* Begin *
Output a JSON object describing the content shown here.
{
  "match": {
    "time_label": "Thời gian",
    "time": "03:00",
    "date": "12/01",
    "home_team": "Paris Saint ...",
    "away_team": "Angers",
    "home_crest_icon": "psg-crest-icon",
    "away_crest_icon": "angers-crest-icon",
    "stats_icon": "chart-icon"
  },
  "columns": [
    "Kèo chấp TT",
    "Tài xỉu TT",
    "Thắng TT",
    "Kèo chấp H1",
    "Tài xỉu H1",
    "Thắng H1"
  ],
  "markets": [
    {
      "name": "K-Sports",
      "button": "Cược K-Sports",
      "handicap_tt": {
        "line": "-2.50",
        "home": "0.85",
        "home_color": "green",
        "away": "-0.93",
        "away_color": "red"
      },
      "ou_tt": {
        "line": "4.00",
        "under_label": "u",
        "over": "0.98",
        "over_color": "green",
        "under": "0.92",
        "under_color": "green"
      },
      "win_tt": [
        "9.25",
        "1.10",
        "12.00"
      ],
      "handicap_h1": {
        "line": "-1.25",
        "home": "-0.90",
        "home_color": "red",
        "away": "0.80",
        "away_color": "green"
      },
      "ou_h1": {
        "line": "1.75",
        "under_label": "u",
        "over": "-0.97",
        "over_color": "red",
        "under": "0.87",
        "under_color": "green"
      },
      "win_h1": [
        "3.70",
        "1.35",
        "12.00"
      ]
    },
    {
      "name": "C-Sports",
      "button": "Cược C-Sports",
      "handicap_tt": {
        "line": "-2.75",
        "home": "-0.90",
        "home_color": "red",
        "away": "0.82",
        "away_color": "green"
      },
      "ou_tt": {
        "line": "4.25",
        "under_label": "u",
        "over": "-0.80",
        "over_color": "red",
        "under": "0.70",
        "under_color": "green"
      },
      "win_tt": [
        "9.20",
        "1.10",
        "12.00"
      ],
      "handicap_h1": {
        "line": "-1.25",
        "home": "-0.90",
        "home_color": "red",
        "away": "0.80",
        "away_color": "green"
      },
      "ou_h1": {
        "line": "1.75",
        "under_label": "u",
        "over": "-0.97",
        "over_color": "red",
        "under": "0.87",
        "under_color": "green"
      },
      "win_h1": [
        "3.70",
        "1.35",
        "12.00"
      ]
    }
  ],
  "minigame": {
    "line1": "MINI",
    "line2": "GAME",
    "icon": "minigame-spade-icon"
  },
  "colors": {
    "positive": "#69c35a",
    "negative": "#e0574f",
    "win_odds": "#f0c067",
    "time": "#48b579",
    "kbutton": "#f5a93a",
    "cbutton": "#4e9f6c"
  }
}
* End *
## Written instruction
Locate each line containing the string "crest" and show it.

## Answer for this exercise
    "home_crest_icon": "psg-crest-icon",
    "away_crest_icon": "angers-crest-icon",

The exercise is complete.